■ **THE TASKS**:
a) Do these statements agree with the thread about the LRA subreg issue? For each, answer yes or no and quote the deciding words. (i) Robert says the comment pretty much applies to his situation. (ii) The issue was identified while running the CPU2006 h264ref benchmark. (iii) In the testcase, LRA has hard registers assigned to the concerned pseudos.
b) How would you render this sentence from the thread about the LRA subreg issue in Spanish: "The only difference I can see is that reload would have had hard registers at this point."

Robert, can you look at reload.c::reload_inner_reg_of_subreg and verify 
that the comment just before its return statement is effectively the 
situation you're in.

There are certainly cases where a SUBREG needs to be treated as an 
in-out operand.  We walked through them eons ago when we were poking at 
SSA for RTL.  But the details have long since faded from memory.

jeff
Robert Suchanek Jan. 15, 2015, 10:13 a.m. UTC | #2
> Robert, can you look at reload.c::reload_inner_reg_of_subreg and verify
> that the comment just before its return statement is effectively the
> situation you're in.
> 
> There are certainly cases where a SUBREG needs to be treated as an
> in-out operand.  We walked through them eons ago when we were poking at
> SSA for RTL.  But the details have long since faded from memory.

The comment pretty much applies to my situation.  The only difference I can
see is that reload would have had hard registers at this point.  In the testcase,
LRA does not have hard registers assigned to the concerned pseudo(s), thus, 
it can't rely on the information in hard_regno_nregs to check if the number of
registers in INNER is different to the number of words in INNER.

Robert
Vladimir Makarov Jan. 15, 2015, 4:13 p.m. UTC | #3
On 14/01/15 02:20 PM, Robert Suchanek wrote:
> Hi Vladimir,
>
> An issue has been identified with LRA when running CPU2006 h264ref benchmark.
>
> I'll try to describe what the issue is and a fix applied as it is very
> difficult to reproduce it and it is next to impossible to create a narrowed
> testcase on top of the source code restrictions.
>
> The concerned LRA code in lra-constraints.c is the following:
>
> if (GET_CODE (*loc) == SUBREG)
>   {
>     reg = SUBREG_REG (*loc);
>     byte = SUBREG_BYTE (*loc);
>     if (REG_P (reg)
>         /* Strict_low_part requires reload the register not
>            the sub-register.  */
>         && (curr_static_id->operand[i].strict_low
>             || (GET_MODE_SIZE (mode)
>                 <= GET_MODE_SIZE (GET_MODE (reg))
>                 && (hard_regno
>                     = get_try_hard_regno (REGNO (reg))) >= 0
>                 && (simplify_subreg_regno
>                     (hard_regno,
>                      GET_MODE (reg), byte, mode) < 0)
>                 && (goal_alt[i] == NO_REGS
>                     || (simplify_subreg_regno
>                         (ira_class_hard_regs[goal_alt[i]][0],
>                          GET_MODE (reg), byte, mode) >= 0))))

■ **GIVEN DATA**:
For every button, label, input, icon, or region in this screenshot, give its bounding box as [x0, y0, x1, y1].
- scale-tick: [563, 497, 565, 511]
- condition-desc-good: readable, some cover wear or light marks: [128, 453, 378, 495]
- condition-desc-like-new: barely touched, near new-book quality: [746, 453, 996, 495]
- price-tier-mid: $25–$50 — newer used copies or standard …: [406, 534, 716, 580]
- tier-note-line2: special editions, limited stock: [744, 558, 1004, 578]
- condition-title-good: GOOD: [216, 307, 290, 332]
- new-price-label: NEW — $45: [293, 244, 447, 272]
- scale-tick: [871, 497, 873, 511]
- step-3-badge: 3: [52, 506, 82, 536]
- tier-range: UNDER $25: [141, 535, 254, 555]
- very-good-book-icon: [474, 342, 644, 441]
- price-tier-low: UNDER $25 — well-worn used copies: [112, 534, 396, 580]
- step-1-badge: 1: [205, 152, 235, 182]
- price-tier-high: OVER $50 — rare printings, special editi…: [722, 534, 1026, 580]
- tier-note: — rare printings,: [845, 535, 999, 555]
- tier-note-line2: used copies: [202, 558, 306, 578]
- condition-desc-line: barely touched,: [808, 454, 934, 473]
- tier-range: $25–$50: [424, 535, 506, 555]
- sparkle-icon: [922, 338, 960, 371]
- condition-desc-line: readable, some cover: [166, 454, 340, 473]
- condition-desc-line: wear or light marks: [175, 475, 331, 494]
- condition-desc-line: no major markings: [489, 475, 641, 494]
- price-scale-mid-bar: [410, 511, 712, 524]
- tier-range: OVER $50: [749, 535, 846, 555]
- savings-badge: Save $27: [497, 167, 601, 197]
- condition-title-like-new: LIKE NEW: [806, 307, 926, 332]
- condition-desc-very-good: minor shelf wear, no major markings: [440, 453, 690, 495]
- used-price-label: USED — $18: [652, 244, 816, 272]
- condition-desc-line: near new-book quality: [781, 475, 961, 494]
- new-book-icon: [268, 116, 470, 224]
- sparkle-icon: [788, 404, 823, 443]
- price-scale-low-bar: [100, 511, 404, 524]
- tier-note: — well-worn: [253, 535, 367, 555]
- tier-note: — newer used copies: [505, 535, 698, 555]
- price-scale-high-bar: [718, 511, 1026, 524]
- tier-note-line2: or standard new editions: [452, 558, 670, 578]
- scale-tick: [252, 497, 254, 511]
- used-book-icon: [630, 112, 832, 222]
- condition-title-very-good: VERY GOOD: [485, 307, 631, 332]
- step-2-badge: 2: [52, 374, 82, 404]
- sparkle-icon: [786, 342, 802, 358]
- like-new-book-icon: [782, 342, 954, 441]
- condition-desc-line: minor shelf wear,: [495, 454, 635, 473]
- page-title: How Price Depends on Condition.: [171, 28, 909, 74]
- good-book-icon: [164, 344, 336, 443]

■ **SOLUTION LIST**:
a)
(i) Yes: "The comment pretty much applies to my situation."
(ii) Yes: "An issue has been identified with LRA when running CPU2006 h264ref benchmark."
(iii) No: "LRA does not have hard registers assigned to the concerned pseudo(s)"

b) La única diferencia que veo es que reload habría tenido registros físicos en este punto.